Available records

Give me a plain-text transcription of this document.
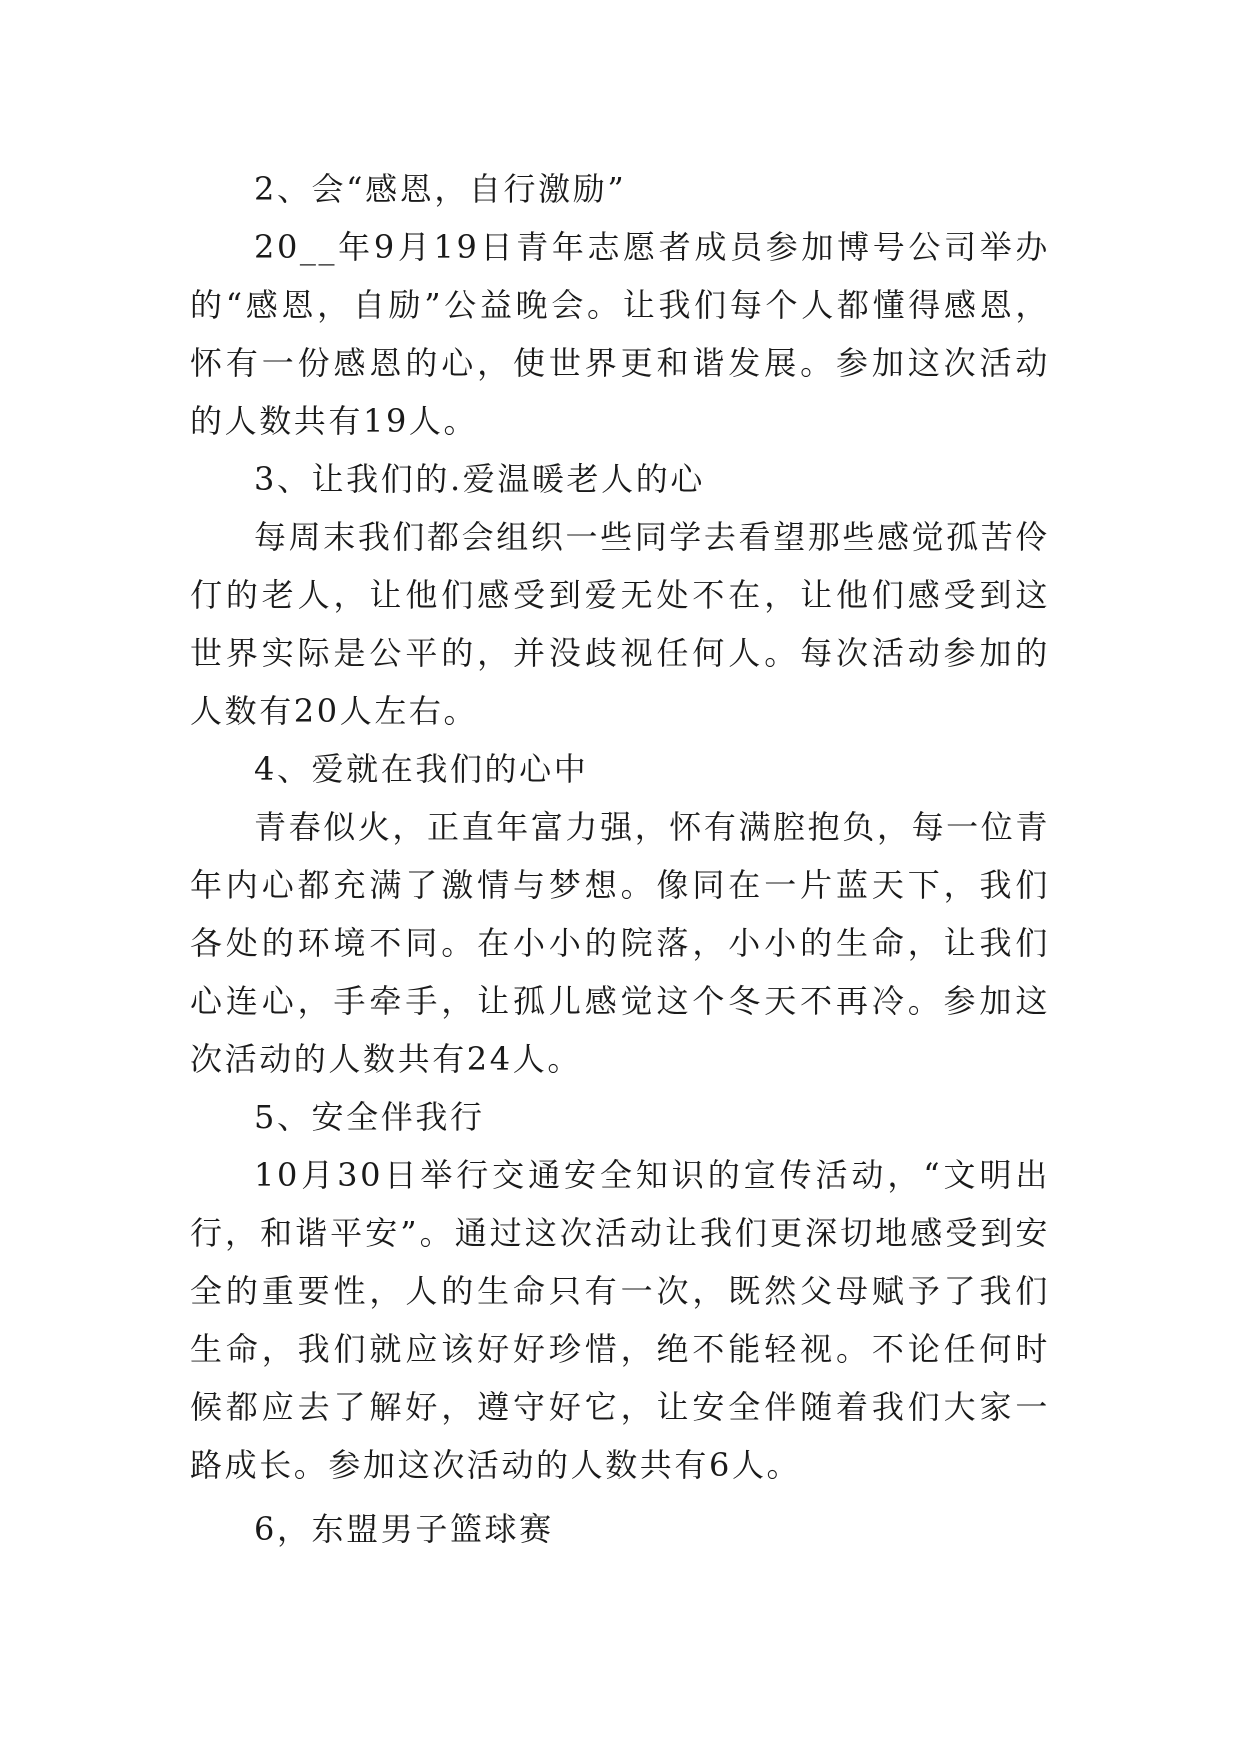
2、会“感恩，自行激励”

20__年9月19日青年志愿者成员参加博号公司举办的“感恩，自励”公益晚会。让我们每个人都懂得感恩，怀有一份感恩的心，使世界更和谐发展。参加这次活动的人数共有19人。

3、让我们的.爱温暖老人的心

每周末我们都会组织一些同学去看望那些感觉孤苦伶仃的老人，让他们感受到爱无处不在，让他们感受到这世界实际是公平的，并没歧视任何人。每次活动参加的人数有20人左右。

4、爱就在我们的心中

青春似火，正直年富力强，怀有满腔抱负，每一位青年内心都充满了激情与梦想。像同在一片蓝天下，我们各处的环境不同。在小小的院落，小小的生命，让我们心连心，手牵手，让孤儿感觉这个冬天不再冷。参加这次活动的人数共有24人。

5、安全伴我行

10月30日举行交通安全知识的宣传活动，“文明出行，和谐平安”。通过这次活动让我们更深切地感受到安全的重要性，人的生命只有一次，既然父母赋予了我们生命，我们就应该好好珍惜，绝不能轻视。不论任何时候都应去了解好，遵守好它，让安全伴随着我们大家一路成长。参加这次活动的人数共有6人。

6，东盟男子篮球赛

Problem statement
Each record above must be returned exactly as written, with its pictures omitted.

Output below
Give me a plain-text transcription of this document.
2、会“感恩，自行激励”

20__年9月19日青年志愿者成员参加博号公司举办的“感恩，自励”公益晚会。让我们每个人都懂得感恩，怀有一份感恩的心，使世界更和谐发展。参加这次活动的人数共有19人。

3、让我们的.爱温暖老人的心

每周末我们都会组织一些同学去看望那些感觉孤苦伶仃的老人，让他们感受到爱无处不在，让他们感受到这世界实际是公平的，并没歧视任何人。每次活动参加的人数有20人左右。

4、爱就在我们的心中

青春似火，正直年富力强，怀有满腔抱负，每一位青年内心都充满了激情与梦想。像同在一片蓝天下，我们各处的环境不同。在小小的院落，小小的生命，让我们心连心，手牵手，让孤儿感觉这个冬天不再冷。参加这次活动的人数共有24人。

5、安全伴我行

10月30日举行交通安全知识的宣传活动，“文明出行，和谐平安”。通过这次活动让我们更深切地感受到安全的重要性，人的生命只有一次，既然父母赋予了我们生命，我们就应该好好珍惜，绝不能轻视。不论任何时候都应去了解好，遵守好它，让安全伴随着我们大家一路成长。参加这次活动的人数共有6人。

6，东盟男子篮球赛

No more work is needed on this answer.